## TASK REQUIREMENTS
Make a tally of the lines in the records that include the string "FREIN", and give only that number.

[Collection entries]
Start

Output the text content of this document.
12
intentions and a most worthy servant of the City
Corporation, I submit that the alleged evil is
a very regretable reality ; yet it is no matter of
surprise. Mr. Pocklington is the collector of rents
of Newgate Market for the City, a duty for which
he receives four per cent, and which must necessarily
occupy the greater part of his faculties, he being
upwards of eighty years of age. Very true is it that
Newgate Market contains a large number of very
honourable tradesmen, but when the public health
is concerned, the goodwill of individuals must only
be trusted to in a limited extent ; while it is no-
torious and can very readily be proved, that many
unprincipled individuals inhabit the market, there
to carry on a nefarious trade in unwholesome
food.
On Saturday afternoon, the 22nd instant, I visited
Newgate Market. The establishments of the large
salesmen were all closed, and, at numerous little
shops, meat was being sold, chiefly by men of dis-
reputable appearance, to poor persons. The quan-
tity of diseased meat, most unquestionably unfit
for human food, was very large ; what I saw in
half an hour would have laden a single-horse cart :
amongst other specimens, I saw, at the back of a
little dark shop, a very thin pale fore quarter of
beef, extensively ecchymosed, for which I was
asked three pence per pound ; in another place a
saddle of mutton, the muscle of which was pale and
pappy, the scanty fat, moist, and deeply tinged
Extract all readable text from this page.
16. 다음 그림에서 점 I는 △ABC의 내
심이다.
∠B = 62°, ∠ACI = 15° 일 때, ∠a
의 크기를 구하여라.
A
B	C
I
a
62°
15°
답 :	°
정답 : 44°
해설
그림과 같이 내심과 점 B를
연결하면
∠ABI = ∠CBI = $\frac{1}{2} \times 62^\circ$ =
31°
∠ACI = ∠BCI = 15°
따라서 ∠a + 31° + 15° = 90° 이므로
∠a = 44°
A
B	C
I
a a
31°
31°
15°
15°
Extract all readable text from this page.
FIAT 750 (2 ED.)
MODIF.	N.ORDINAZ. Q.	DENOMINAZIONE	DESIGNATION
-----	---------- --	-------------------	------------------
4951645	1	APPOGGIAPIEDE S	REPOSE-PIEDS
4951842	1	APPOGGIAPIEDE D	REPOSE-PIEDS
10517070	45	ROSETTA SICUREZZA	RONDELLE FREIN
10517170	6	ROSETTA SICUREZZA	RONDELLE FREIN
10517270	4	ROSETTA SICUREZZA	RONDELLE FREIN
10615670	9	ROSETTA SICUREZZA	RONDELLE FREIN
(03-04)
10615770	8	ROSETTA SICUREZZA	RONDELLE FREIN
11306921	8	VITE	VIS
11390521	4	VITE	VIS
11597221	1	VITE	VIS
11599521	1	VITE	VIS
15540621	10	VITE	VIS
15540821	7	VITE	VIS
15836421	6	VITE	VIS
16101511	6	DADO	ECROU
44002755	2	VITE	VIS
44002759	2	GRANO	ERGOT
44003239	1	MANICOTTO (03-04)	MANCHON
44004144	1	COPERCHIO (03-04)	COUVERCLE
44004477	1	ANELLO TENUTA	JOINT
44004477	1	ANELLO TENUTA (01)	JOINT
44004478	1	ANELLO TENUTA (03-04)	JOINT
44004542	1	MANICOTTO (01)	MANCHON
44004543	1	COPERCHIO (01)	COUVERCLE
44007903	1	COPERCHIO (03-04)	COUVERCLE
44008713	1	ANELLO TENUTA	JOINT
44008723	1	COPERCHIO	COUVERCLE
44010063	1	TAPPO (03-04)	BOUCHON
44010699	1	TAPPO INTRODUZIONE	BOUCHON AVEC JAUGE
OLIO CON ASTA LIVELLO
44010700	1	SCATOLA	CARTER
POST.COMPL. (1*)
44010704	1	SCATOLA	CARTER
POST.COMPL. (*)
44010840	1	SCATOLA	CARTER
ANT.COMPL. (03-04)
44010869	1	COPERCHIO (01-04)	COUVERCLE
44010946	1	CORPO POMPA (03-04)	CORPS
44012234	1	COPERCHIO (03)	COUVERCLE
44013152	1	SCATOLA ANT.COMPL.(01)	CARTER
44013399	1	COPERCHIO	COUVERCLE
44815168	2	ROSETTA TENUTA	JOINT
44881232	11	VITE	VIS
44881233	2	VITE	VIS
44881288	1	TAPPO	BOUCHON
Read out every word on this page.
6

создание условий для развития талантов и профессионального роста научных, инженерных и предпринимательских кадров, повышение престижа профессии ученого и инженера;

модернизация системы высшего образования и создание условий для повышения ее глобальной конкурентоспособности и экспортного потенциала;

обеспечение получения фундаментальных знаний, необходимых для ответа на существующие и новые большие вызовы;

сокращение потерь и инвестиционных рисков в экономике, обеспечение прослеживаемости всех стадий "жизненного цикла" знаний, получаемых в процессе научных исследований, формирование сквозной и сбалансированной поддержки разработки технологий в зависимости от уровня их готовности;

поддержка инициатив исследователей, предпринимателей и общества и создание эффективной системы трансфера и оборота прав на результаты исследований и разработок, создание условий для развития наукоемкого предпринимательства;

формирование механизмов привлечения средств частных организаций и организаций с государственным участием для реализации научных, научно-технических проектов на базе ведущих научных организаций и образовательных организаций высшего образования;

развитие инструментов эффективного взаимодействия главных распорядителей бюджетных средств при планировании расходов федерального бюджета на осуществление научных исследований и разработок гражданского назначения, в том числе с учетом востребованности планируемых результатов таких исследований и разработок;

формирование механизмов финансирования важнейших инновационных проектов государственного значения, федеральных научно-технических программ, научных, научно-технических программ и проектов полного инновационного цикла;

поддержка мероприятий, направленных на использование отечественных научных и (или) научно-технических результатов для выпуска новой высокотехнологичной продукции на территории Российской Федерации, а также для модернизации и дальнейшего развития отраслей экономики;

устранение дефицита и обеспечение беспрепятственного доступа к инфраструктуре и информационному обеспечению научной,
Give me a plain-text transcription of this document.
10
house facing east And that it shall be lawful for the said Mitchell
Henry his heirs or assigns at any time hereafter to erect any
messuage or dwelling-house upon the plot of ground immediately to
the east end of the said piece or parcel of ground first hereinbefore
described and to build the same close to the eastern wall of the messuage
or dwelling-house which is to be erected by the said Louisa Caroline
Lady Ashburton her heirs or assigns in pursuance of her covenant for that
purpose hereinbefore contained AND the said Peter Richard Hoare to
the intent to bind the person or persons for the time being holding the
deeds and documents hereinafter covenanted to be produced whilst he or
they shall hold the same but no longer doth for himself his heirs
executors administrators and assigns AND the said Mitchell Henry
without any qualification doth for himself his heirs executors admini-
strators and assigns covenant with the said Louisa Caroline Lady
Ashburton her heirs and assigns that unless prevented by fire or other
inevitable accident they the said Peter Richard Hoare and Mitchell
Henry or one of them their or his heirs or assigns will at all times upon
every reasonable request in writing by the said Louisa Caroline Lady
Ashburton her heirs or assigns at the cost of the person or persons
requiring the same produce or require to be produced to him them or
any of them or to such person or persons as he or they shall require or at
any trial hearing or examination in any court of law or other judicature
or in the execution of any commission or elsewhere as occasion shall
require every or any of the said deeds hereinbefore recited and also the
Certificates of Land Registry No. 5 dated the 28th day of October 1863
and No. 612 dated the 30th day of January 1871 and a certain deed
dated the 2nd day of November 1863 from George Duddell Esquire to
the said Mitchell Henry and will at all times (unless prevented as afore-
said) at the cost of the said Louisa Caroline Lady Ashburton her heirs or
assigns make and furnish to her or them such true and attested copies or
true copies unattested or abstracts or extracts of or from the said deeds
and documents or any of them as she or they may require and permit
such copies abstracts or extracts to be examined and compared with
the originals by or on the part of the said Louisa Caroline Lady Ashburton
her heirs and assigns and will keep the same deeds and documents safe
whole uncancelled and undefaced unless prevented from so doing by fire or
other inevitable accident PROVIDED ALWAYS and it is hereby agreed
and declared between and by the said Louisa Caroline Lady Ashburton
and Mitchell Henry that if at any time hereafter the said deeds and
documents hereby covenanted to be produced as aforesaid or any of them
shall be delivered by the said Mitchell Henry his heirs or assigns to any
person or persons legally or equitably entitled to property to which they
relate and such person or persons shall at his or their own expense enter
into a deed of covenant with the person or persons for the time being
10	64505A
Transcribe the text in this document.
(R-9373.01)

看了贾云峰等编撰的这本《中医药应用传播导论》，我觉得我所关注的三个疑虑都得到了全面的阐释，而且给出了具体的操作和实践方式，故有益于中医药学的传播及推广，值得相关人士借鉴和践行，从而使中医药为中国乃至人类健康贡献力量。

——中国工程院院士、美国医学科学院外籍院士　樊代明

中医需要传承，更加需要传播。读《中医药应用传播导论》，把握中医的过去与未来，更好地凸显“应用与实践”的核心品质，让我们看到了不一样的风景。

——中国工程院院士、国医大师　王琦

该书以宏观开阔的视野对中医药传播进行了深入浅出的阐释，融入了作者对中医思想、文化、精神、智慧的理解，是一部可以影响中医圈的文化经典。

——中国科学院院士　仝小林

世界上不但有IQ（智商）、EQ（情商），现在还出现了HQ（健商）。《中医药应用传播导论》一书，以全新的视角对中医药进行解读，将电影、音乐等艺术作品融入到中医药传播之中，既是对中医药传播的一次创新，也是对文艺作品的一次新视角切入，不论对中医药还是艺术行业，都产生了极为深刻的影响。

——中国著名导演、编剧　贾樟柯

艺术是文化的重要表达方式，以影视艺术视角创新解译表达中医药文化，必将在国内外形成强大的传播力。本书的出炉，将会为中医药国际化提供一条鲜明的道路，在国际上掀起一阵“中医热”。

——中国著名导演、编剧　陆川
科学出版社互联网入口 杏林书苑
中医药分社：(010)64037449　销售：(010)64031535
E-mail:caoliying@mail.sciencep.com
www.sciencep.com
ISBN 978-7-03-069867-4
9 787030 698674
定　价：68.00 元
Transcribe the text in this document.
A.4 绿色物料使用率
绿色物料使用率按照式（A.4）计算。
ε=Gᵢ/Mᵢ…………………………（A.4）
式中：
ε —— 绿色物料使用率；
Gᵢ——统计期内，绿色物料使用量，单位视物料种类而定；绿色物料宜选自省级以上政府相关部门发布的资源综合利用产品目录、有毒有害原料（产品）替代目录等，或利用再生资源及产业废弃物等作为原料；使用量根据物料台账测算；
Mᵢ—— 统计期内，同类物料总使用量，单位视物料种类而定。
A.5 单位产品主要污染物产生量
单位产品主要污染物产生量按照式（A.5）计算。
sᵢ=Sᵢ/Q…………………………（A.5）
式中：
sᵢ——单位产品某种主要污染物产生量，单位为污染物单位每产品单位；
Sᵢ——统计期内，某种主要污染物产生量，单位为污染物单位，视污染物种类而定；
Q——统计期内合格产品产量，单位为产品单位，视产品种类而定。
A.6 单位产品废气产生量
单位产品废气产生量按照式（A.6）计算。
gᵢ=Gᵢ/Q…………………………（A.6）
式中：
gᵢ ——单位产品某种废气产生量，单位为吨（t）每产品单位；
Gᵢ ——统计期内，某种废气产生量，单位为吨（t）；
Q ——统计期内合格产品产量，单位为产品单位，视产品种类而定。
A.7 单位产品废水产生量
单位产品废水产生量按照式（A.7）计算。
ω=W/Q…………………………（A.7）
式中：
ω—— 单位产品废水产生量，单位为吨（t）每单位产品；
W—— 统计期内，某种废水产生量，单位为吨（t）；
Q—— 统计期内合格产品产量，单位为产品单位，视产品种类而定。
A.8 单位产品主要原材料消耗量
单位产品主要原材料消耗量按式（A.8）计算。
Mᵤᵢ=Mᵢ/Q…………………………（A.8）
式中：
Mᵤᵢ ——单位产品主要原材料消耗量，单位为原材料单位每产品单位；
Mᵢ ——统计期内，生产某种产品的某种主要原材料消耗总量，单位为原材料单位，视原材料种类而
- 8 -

End

## SOLUTION FOR THIS EXERCISE
5